Written request ::
Gather all lines with "Wind" from the records.

Chart and figure data
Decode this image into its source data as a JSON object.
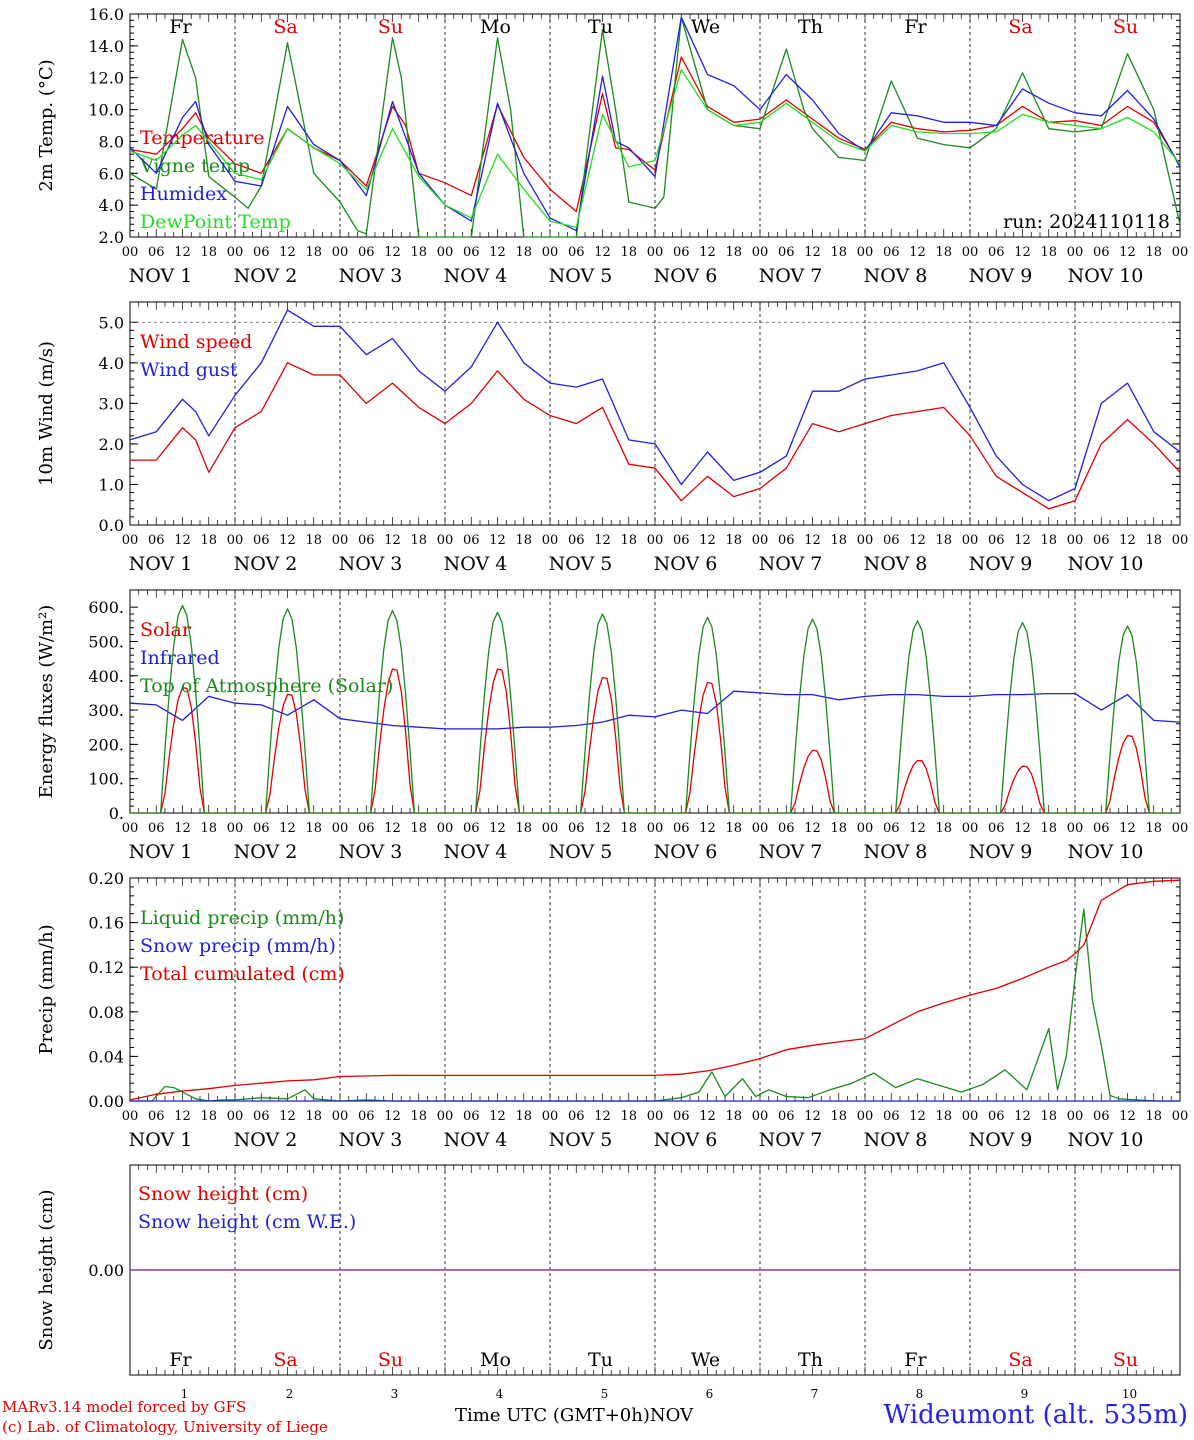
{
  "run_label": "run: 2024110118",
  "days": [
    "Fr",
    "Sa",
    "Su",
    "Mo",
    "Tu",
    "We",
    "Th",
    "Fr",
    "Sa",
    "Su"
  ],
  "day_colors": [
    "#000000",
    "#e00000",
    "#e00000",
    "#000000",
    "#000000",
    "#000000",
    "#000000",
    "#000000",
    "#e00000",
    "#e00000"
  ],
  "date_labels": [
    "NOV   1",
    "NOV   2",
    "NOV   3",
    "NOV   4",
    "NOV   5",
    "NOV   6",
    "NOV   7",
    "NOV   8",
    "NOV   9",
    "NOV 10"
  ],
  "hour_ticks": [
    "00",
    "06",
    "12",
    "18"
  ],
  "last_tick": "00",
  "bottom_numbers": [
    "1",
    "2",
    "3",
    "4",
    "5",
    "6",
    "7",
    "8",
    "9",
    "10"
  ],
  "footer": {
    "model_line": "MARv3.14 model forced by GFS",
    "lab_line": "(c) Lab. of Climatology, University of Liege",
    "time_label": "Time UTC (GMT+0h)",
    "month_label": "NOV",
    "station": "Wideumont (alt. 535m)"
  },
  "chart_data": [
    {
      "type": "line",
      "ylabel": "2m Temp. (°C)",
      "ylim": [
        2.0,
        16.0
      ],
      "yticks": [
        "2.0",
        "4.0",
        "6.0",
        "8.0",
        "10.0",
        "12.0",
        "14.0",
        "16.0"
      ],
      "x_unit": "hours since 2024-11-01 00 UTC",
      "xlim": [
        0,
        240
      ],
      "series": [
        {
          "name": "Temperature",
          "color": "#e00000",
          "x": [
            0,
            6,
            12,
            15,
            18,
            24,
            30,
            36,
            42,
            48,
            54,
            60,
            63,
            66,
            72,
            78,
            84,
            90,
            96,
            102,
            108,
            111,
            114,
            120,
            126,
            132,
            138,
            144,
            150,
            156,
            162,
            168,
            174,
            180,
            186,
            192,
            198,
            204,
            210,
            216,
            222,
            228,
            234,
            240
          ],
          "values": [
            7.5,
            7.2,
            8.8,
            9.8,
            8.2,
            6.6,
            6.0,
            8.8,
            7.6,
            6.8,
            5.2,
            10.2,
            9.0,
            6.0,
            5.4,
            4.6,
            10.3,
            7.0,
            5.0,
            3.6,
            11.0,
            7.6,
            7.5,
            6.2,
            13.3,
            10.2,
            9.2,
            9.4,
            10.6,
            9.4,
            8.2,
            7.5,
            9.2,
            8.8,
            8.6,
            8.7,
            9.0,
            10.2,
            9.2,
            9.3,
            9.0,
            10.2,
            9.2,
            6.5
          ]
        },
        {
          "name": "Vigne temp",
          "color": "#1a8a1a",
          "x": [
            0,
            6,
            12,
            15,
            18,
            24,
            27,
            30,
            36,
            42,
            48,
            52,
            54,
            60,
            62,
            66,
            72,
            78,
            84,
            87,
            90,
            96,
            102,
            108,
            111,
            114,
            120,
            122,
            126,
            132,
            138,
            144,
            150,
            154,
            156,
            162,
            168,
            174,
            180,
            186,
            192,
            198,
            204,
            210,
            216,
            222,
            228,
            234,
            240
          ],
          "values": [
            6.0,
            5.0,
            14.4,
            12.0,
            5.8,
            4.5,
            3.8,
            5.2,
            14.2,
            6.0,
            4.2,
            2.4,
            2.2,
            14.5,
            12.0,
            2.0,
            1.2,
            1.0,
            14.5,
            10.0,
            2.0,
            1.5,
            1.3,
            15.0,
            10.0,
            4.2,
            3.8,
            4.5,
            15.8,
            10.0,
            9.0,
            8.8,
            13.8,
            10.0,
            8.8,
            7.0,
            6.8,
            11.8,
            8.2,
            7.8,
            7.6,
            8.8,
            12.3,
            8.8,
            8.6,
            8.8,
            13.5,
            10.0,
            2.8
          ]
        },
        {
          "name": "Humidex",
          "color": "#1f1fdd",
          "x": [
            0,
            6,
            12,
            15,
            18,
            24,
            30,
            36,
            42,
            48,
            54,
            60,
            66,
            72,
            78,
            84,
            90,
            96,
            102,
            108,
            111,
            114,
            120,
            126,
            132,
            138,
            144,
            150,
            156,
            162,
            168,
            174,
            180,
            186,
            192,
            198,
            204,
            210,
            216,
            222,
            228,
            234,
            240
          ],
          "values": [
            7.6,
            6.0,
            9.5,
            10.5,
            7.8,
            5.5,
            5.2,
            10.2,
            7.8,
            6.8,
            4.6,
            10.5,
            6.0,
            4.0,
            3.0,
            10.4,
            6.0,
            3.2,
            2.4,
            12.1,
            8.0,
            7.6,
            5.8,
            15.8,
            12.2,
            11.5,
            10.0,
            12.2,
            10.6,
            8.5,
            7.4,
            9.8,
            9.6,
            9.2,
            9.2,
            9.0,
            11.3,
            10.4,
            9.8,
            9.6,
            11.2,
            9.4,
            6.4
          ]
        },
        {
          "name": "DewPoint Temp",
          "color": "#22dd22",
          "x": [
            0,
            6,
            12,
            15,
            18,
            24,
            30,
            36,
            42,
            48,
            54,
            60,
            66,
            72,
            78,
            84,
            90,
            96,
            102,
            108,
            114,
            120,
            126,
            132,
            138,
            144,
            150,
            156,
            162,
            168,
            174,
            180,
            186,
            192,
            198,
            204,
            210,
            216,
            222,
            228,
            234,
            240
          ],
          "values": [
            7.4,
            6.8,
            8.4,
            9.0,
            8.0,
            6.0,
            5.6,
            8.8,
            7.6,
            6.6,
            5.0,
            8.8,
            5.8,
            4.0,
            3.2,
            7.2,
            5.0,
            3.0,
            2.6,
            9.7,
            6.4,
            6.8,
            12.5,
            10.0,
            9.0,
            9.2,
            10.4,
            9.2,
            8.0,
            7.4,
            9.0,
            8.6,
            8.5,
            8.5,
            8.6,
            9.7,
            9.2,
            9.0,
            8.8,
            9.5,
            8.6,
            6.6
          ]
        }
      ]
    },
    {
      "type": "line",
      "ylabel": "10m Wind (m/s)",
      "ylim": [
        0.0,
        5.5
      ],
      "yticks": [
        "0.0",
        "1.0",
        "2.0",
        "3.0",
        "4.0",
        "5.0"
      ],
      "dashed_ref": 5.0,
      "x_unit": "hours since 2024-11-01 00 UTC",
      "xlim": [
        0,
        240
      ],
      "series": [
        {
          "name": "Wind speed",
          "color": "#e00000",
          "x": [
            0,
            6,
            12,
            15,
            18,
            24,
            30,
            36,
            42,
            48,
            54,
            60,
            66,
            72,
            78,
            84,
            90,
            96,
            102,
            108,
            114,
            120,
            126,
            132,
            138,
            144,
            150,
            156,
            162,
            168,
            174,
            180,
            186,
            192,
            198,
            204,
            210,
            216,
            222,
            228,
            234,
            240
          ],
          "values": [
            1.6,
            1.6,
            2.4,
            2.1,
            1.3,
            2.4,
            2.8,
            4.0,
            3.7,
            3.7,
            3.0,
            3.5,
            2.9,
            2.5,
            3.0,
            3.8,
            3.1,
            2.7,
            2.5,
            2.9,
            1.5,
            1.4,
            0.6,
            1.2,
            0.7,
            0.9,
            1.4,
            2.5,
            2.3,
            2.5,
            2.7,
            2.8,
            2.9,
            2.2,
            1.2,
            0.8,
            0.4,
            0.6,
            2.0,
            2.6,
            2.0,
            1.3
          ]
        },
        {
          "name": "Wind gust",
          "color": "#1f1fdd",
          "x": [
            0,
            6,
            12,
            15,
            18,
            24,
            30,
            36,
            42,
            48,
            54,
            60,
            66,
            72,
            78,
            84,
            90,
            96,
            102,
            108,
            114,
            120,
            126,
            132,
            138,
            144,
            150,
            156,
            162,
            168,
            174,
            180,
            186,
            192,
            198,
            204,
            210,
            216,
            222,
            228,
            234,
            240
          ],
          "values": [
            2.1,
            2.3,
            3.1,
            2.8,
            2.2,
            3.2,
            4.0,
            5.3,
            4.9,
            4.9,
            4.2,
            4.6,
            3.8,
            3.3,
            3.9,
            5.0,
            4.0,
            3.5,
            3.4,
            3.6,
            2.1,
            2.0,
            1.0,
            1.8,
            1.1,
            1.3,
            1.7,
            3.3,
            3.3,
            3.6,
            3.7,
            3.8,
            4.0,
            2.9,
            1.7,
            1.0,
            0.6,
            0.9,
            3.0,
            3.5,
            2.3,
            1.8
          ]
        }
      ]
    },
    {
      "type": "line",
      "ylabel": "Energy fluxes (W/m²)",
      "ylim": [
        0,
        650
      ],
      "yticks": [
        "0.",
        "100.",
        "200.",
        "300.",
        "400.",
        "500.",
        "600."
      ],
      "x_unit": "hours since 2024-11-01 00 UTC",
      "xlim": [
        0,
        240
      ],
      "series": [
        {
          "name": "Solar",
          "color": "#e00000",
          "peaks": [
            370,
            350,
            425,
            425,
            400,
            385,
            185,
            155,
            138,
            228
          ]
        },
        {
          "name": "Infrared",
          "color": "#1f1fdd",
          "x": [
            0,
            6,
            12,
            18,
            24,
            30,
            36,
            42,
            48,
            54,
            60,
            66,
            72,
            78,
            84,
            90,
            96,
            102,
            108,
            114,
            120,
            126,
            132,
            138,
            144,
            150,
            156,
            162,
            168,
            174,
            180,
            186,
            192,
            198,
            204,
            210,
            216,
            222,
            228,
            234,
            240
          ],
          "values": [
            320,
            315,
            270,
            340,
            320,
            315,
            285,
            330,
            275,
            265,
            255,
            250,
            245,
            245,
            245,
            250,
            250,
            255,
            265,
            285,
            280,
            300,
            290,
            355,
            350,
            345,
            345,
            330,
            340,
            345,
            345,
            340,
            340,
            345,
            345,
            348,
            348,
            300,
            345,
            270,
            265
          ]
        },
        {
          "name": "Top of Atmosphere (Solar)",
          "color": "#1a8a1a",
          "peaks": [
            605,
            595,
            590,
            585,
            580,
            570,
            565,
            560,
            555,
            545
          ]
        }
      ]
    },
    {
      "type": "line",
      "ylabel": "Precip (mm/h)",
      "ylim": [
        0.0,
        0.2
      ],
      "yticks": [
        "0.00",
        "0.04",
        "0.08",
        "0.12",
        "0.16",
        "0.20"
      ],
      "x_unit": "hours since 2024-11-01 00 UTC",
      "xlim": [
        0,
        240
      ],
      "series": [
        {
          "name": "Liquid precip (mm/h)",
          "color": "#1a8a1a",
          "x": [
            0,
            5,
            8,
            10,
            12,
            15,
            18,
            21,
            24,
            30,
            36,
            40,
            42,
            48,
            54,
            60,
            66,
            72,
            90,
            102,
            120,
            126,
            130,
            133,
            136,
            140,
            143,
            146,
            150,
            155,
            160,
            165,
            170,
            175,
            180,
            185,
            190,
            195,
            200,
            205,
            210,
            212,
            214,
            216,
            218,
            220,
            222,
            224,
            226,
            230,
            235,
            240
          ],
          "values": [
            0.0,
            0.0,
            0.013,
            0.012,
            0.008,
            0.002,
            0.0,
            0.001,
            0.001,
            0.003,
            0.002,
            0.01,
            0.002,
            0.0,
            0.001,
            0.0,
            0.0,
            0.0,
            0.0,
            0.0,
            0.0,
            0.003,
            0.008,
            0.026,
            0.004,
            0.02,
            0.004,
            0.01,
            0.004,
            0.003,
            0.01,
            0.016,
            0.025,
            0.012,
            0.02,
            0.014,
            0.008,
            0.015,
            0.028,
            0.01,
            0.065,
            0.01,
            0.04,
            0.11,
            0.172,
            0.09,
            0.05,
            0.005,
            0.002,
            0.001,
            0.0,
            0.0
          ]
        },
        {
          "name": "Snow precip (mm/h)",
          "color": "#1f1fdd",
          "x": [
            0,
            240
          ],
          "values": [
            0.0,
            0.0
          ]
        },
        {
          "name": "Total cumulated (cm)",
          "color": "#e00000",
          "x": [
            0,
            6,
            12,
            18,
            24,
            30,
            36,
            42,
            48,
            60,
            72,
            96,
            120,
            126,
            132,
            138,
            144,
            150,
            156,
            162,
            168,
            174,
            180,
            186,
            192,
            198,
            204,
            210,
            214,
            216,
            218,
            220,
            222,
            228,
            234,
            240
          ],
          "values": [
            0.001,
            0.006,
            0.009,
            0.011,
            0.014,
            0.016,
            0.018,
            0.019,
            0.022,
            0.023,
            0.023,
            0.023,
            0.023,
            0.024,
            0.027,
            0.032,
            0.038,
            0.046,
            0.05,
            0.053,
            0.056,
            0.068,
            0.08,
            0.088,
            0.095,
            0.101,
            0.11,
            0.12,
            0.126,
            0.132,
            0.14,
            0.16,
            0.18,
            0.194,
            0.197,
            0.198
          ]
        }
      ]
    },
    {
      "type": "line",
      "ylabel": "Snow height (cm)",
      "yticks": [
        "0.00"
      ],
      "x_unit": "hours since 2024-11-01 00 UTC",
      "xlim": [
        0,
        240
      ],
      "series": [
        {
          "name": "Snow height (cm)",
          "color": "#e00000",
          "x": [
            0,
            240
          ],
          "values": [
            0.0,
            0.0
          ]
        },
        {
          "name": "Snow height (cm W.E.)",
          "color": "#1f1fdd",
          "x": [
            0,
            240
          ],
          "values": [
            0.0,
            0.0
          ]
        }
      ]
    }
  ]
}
---
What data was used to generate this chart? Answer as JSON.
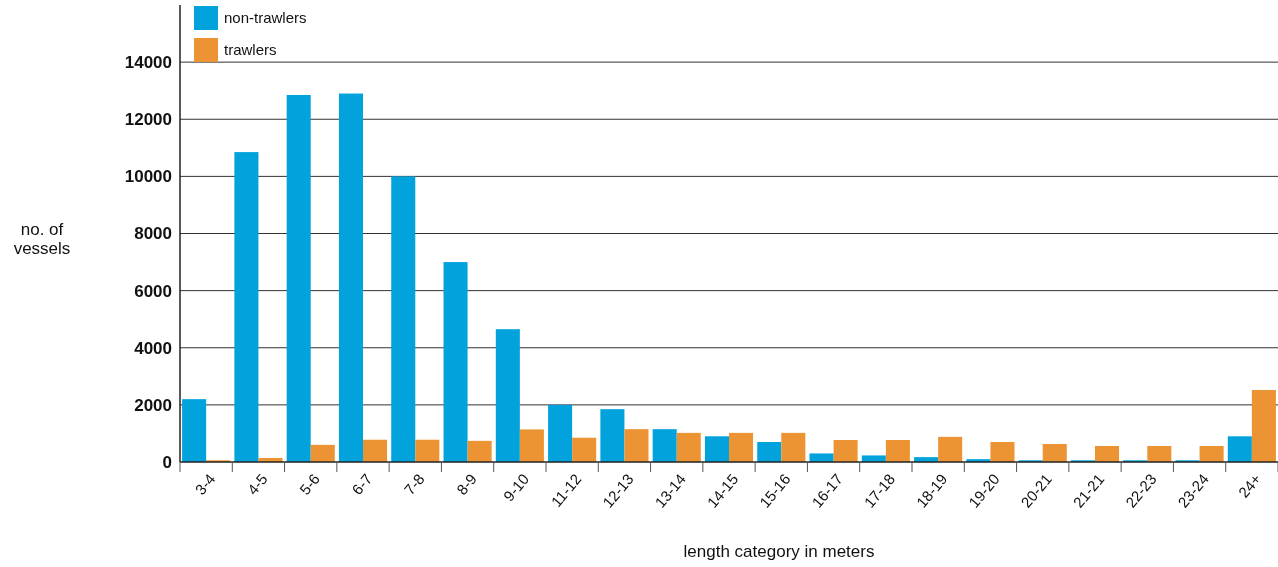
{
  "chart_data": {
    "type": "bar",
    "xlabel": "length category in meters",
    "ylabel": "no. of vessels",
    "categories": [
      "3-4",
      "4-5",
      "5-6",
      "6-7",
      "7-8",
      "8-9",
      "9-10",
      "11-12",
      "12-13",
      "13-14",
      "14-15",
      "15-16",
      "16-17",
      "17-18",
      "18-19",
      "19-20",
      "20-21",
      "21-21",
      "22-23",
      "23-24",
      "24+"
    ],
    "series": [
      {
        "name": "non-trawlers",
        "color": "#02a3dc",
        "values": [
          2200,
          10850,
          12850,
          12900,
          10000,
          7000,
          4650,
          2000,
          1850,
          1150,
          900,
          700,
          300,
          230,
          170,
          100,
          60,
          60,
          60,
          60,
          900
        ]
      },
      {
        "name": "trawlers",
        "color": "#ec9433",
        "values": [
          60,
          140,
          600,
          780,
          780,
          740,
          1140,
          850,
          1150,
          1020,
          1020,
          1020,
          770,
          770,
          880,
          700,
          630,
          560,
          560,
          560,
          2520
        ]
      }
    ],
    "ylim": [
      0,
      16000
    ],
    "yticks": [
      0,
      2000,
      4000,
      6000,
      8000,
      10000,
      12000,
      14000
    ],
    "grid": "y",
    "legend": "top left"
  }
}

Problem solution ::
      "ylabel": "10m Wind (m/s)",
          "name": "Wind speed",
          "name": "Wind gust",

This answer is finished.